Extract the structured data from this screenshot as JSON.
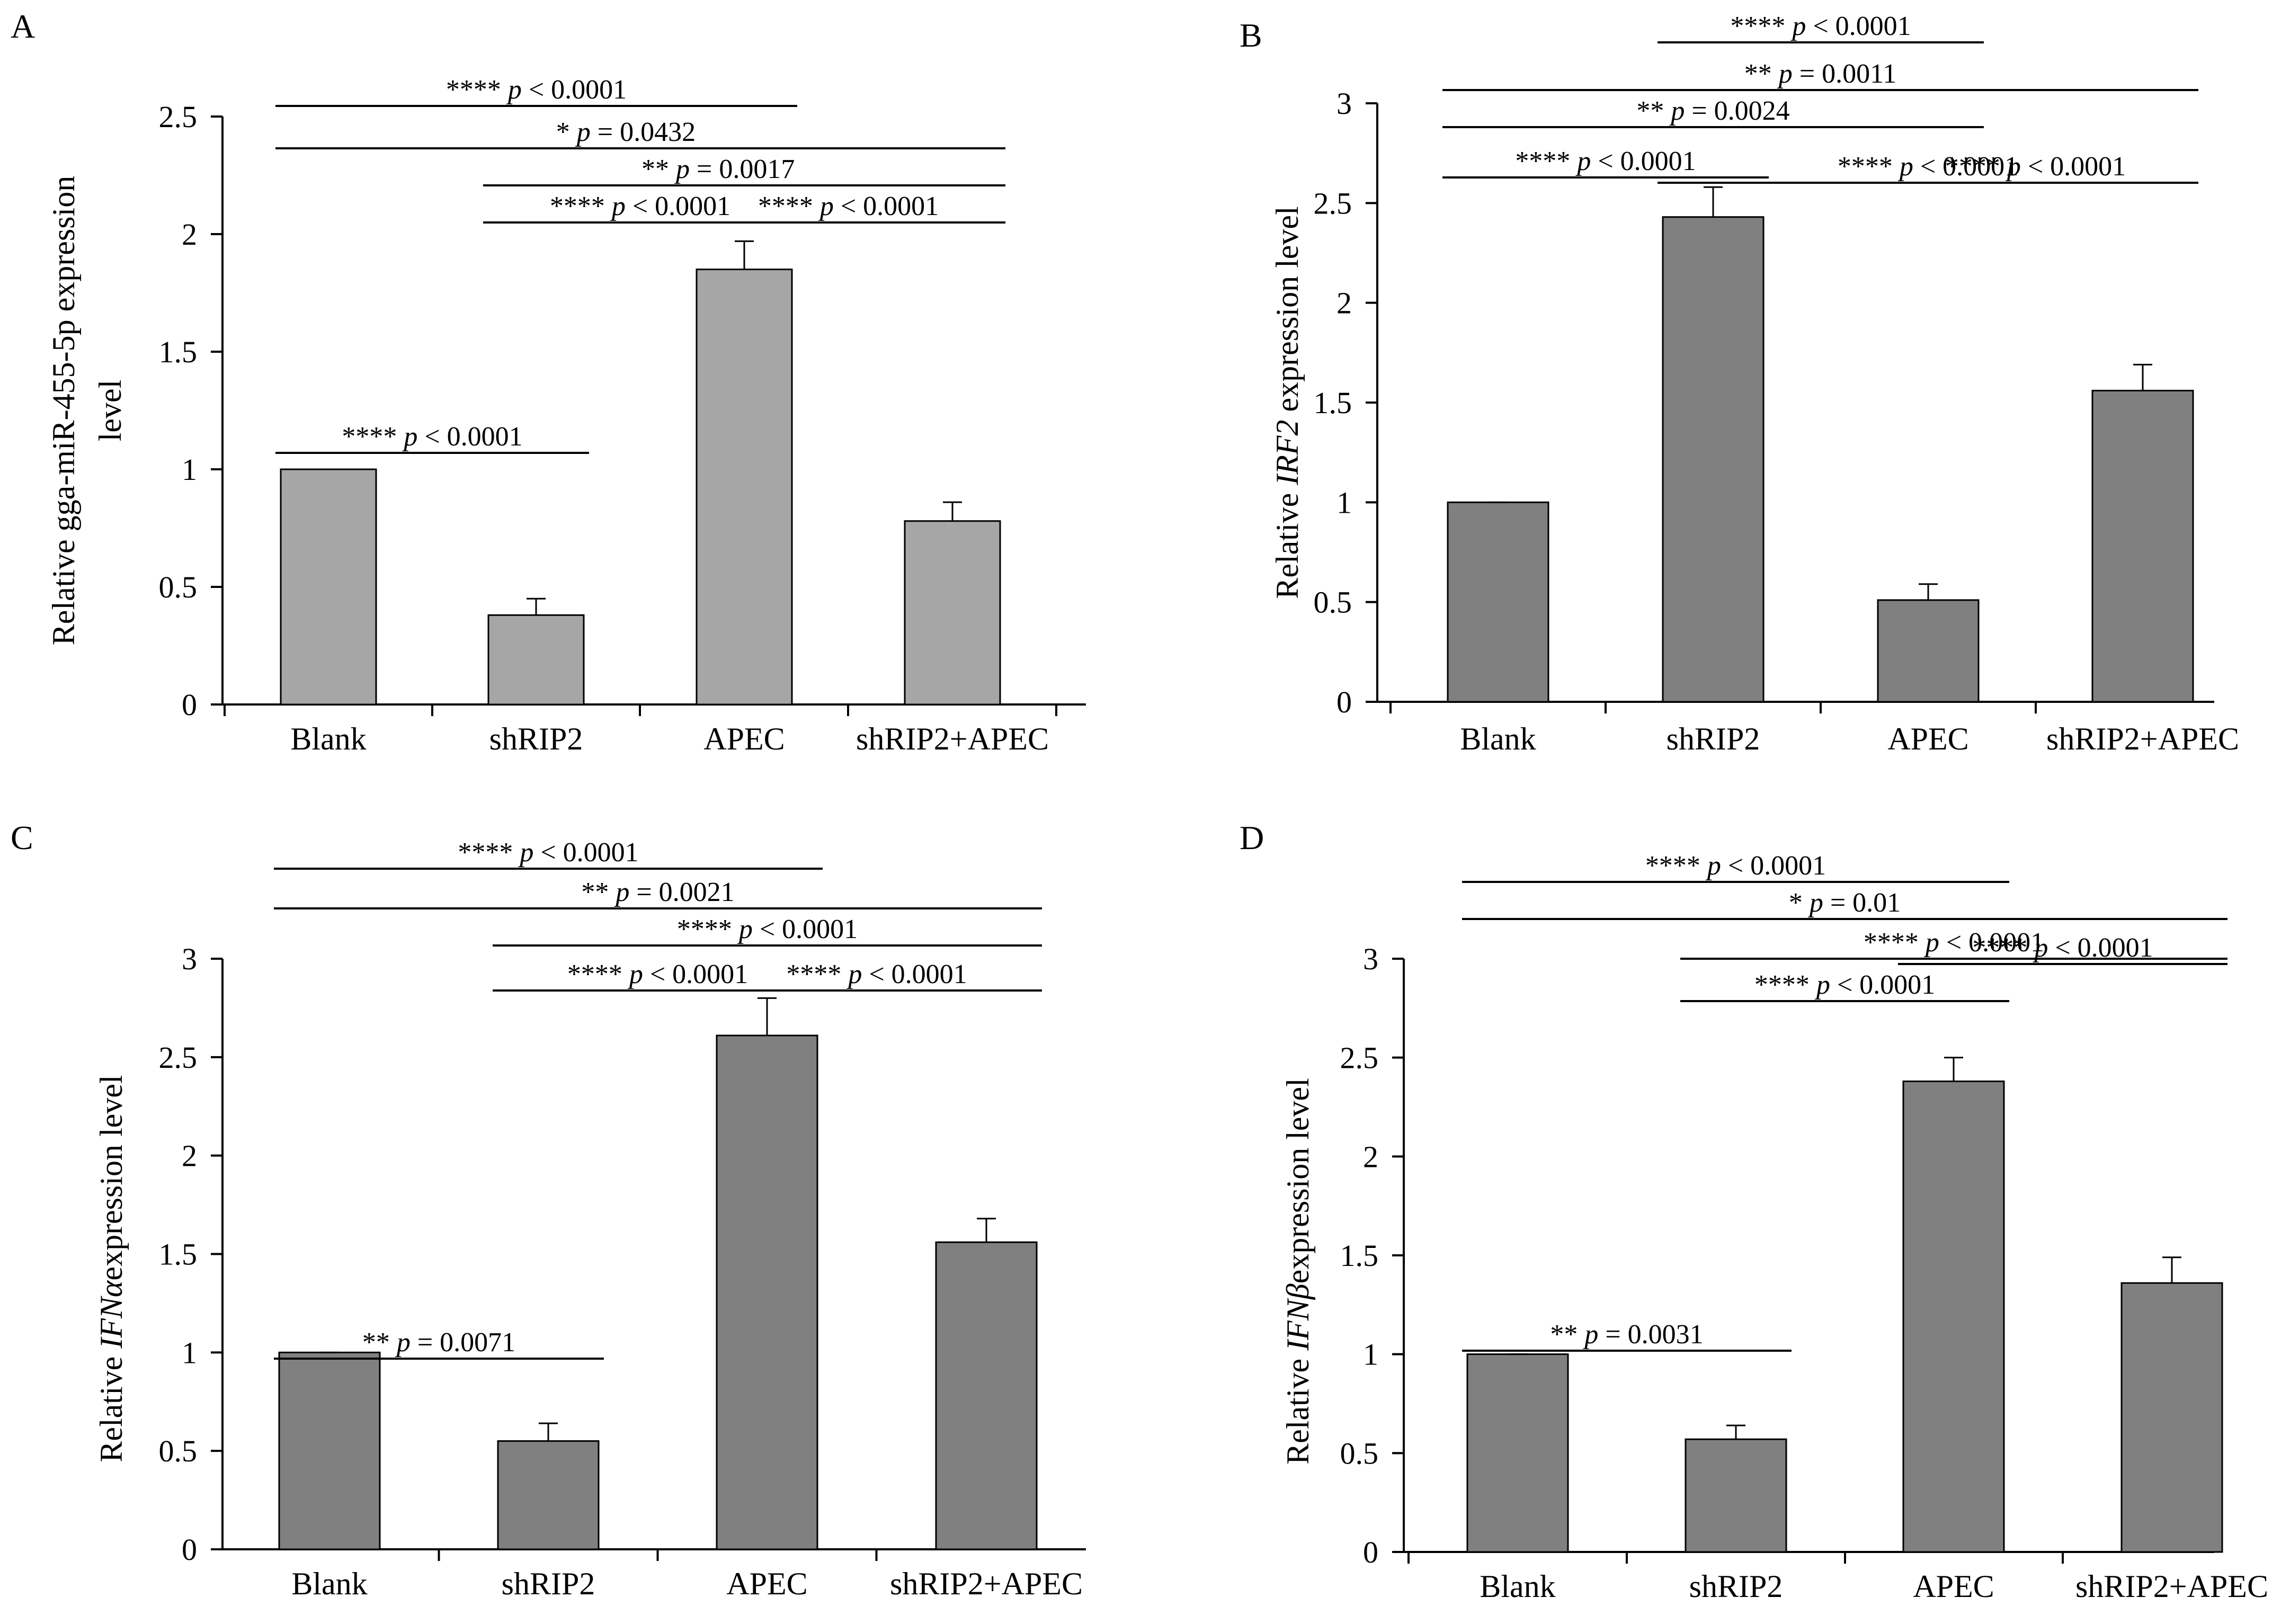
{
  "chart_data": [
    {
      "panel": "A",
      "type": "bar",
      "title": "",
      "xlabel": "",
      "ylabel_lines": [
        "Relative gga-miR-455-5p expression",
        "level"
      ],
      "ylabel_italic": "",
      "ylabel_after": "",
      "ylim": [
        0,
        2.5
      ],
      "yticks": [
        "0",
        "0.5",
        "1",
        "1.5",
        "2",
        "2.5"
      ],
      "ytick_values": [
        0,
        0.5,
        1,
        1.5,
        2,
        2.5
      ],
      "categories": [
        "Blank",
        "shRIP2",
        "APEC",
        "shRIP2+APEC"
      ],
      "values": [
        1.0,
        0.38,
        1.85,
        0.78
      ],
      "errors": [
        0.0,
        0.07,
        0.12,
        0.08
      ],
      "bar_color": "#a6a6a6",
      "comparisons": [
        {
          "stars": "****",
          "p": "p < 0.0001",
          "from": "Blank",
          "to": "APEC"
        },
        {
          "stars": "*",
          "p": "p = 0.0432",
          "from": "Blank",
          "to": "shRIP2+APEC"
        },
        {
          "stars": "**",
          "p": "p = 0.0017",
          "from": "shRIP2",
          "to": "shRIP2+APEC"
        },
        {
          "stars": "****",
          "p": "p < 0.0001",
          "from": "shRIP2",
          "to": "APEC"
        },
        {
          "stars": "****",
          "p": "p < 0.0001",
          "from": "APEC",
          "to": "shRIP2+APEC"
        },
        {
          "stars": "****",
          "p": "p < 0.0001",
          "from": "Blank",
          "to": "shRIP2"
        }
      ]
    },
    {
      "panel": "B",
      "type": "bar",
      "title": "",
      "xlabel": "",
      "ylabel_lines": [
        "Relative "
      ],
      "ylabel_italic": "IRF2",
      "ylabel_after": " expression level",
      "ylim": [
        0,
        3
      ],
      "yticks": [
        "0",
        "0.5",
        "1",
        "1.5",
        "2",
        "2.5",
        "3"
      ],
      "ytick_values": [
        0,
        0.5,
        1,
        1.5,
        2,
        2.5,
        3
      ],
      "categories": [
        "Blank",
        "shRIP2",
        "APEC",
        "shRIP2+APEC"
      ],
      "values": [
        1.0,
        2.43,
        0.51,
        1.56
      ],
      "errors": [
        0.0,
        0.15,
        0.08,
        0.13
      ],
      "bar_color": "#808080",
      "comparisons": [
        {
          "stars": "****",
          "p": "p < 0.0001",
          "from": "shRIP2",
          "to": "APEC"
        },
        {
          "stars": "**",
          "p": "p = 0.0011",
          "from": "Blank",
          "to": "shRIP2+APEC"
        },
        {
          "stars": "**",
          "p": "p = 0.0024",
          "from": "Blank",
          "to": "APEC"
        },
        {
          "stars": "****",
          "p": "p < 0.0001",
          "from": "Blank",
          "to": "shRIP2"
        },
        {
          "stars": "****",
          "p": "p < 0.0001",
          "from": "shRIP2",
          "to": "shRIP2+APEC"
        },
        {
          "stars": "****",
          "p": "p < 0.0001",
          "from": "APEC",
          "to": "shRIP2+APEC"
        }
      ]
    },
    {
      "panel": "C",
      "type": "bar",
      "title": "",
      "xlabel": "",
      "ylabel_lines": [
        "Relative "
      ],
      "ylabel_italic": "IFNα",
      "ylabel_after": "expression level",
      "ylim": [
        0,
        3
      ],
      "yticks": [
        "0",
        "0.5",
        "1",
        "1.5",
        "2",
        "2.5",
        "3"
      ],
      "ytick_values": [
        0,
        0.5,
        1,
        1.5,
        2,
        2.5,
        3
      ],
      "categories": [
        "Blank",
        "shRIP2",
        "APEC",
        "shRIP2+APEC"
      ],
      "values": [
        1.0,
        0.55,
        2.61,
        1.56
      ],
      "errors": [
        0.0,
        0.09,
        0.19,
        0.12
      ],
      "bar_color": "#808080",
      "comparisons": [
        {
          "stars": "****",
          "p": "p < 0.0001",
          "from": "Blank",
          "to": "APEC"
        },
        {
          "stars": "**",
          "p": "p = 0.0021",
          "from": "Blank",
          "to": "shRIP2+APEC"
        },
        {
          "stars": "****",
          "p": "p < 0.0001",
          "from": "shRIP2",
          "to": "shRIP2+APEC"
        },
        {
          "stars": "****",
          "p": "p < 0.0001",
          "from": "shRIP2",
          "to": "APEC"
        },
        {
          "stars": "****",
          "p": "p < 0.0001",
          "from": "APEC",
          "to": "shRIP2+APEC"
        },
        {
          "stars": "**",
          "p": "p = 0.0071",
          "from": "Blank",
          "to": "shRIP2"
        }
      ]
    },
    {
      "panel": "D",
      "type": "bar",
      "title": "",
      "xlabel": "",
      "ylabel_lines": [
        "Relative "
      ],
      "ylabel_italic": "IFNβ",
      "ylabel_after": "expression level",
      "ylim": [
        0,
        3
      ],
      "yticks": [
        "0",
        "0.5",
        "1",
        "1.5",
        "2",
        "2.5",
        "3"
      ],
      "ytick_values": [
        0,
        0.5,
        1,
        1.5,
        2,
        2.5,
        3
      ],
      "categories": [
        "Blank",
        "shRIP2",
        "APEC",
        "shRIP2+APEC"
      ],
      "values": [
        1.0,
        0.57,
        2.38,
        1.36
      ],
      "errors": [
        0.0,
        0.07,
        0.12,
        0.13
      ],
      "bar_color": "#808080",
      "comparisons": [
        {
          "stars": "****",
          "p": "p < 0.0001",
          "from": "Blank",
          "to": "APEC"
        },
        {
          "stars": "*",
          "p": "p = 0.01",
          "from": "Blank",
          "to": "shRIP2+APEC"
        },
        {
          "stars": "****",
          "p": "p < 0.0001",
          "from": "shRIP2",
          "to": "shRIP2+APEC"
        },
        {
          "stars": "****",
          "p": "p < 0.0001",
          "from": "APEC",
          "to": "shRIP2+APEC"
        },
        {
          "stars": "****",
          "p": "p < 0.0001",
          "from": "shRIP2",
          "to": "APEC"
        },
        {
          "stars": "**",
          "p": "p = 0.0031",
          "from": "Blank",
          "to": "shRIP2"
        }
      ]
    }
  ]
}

## Requirements
How many lines of these entries contain the string "expression"? Reply with the number alone.

## Response to the task
4